**** ROWS
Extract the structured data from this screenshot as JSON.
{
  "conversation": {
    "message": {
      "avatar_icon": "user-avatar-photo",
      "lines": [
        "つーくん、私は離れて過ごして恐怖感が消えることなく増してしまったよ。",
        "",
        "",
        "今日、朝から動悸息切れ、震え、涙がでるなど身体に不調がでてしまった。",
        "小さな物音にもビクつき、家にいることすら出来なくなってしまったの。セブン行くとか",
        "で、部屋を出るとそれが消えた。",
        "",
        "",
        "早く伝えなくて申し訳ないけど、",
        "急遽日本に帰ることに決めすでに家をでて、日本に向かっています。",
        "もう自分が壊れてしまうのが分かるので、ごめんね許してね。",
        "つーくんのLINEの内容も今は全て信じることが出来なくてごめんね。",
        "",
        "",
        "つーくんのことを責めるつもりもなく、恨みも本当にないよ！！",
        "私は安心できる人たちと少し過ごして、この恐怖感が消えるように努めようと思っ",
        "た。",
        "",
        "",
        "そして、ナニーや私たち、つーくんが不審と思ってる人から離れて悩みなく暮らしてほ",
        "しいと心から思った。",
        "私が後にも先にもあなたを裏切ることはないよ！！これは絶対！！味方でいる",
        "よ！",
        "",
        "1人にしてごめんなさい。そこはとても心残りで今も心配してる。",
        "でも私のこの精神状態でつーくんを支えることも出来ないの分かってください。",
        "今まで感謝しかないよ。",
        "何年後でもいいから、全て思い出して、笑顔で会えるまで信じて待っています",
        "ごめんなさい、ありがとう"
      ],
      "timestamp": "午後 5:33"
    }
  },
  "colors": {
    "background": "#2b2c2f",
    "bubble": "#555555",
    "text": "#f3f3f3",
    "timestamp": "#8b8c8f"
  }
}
********
> _EXERCISE_:
Return every line exactly.

> _SOLVED EXERCISE_:
Extract the structured data from this screenshot as JSON.
{
  "conversation": {
    "message": {
      "avatar_icon": "user-avatar-photo",
      "lines": [
        "つーくん、私は離れて過ごして恐怖感が消えることなく増してしまったよ。",
        "",
        "",
        "今日、朝から動悸息切れ、震え、涙がでるなど身体に不調がでてしまった。",
        "小さな物音にもビクつき、家にいることすら出来なくなってしまったの。セブン行くとか",
        "で、部屋を出るとそれが消えた。",
        "",
        "",
        "早く伝えなくて申し訳ないけど、",
        "急遽日本に帰ることに決めすでに家をでて、日本に向かっています。",
        "もう自分が壊れてしまうのが分かるので、ごめんね許してね。",
        "つーくんのLINEの内容も今は全て信じることが出来なくてごめんね。",
        "",
        "",
        "つーくんのことを責めるつもりもなく、恨みも本当にないよ！！",
        "私は安心できる人たちと少し過ごして、この恐怖感が消えるように努めようと思っ",
        "た。",
        "",
        "",
        "そして、ナニーや私たち、つーくんが不審と思ってる人から離れて悩みなく暮らしてほ",
        "しいと心から思った。",
        "私が後にも先にもあなたを裏切ることはないよ！！これは絶対！！味方でいる",
        "よ！",
        "",
        "1人にしてごめんなさい。そこはとても心残りで今も心配してる。",
        "でも私のこの精神状態でつーくんを支えることも出来ないの分かってください。",
        "今まで感謝しかないよ。",
        "何年後でもいいから、全て思い出して、笑顔で会えるまで信じて待っています",
        "ごめんなさい、ありがとう"
      ],
      "timestamp": "午後 5:33"
    }
  },
  "colors": {
    "background": "#2b2c2f",
    "bubble": "#555555",
    "text": "#f3f3f3",
    "timestamp": "#8b8c8f"
  }
}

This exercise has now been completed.